WHAT IS ASKED:
Copy all lines in which the word "color" can be found.

— start DATA SHOWN —

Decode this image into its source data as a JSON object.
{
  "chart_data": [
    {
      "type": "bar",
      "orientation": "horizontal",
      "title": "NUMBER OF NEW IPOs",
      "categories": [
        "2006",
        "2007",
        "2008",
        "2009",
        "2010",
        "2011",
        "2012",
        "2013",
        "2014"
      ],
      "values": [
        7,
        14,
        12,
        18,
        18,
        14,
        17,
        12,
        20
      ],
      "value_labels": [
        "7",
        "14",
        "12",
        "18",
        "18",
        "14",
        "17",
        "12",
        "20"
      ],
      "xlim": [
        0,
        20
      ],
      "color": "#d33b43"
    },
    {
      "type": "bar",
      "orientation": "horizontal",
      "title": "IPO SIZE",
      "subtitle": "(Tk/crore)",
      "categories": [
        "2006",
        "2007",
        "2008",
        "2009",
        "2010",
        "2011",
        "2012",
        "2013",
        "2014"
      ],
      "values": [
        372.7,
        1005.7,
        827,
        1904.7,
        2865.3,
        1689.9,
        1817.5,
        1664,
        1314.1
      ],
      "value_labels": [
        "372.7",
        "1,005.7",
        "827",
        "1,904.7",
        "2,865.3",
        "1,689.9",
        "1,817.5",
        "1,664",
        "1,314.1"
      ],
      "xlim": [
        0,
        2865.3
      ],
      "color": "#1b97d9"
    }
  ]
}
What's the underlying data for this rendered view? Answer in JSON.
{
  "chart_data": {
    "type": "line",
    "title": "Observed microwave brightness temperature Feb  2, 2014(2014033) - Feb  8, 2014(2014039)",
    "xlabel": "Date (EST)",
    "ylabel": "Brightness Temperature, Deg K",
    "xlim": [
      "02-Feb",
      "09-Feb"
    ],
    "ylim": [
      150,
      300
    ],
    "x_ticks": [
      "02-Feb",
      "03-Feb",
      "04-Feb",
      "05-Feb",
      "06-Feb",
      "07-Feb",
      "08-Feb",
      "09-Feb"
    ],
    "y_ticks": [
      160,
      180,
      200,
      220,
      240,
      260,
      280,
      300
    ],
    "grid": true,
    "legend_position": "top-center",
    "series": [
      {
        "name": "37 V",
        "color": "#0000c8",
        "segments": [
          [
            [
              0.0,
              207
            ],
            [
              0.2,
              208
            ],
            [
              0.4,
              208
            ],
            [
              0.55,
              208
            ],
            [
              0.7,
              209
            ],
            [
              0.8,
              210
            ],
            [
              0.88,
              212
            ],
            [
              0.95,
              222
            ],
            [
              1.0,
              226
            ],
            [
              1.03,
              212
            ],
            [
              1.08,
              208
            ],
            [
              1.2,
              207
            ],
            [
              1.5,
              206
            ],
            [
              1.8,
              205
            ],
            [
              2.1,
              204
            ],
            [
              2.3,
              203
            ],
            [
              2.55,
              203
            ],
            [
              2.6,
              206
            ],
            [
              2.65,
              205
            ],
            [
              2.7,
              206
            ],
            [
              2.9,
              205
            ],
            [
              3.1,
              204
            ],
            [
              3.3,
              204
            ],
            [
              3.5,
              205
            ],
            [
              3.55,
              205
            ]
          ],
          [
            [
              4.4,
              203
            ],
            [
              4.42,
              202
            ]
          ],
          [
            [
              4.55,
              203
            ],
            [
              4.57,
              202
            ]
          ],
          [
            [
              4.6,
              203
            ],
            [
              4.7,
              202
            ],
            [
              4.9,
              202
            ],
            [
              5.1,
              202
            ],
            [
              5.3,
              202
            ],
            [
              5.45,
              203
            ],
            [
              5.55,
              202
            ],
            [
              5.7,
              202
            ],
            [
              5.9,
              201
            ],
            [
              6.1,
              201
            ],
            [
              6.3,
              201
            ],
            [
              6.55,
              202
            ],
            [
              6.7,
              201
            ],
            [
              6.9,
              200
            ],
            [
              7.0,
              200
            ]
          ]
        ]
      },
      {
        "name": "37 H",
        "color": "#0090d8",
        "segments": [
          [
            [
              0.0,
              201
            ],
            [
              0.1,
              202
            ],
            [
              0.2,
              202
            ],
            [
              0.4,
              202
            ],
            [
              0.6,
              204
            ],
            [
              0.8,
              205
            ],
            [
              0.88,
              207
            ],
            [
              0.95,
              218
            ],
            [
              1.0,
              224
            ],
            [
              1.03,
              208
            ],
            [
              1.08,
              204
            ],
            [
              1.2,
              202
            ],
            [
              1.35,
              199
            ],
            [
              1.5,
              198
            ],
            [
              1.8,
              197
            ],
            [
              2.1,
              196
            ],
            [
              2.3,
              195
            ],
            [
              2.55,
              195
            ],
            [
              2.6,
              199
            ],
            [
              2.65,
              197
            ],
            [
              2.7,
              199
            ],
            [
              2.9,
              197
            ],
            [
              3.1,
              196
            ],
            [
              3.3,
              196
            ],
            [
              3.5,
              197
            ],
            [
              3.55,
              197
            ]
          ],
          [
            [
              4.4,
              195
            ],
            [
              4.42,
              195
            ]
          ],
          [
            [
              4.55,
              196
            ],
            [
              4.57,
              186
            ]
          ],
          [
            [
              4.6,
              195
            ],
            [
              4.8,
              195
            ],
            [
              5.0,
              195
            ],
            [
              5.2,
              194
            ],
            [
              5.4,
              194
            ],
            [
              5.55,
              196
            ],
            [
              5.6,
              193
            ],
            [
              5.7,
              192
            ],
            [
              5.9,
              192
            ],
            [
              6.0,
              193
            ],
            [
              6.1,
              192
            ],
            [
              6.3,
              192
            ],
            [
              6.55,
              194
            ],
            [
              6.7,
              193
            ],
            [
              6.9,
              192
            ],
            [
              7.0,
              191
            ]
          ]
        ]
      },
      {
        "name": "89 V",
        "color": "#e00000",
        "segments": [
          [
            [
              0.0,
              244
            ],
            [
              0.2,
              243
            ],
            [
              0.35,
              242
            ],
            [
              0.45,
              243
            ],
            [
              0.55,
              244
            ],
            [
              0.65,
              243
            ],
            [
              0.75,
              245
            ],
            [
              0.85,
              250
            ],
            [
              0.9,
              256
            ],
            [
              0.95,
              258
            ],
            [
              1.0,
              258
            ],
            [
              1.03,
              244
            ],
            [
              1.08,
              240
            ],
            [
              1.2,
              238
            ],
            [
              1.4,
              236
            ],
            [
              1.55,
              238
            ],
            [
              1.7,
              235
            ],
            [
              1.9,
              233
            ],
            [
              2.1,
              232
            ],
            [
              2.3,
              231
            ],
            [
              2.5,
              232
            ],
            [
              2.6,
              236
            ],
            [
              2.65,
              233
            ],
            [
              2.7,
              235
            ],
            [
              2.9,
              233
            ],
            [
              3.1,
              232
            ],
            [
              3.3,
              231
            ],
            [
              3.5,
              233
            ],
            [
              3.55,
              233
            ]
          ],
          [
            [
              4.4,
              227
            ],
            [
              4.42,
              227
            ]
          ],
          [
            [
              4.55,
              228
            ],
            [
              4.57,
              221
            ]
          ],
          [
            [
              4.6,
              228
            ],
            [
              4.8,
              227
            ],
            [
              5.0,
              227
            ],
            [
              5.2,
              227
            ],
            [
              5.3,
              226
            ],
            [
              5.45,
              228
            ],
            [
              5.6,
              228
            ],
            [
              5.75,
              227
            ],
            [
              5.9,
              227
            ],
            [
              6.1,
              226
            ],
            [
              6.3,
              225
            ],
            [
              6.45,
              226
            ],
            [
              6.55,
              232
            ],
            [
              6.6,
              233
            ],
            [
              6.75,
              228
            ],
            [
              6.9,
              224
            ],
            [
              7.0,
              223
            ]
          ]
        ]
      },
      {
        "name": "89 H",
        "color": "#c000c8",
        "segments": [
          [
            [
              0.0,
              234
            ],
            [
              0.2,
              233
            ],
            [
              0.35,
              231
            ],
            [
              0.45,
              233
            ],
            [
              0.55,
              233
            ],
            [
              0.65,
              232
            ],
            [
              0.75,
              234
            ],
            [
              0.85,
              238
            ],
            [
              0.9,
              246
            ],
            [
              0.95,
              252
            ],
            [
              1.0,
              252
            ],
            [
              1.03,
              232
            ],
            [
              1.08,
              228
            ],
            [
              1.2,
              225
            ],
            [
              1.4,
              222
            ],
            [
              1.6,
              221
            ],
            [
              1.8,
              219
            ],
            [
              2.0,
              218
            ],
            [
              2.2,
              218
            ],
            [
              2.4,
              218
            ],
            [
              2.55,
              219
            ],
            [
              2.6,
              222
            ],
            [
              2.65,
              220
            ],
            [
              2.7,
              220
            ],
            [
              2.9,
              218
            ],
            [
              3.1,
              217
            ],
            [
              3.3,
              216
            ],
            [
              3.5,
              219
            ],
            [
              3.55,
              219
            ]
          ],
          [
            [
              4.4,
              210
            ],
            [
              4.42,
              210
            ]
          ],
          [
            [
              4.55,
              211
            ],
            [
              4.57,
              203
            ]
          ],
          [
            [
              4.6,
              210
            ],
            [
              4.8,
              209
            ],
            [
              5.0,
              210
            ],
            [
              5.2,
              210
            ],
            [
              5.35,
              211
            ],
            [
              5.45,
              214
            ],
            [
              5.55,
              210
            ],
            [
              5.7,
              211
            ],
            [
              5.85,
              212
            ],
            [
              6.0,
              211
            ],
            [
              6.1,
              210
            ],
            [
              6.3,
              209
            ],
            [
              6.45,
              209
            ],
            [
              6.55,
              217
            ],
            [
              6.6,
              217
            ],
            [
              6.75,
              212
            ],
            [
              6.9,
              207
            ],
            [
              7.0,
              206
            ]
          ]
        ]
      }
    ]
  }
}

— end DATA SHOWN —

RESPONSE TO THE TASK:
      "color": "#d33b43"
      "color": "#1b97d9"
        "color": "#0000c8",
        "color": "#0090d8",
        "color": "#e00000",
        "color": "#c000c8",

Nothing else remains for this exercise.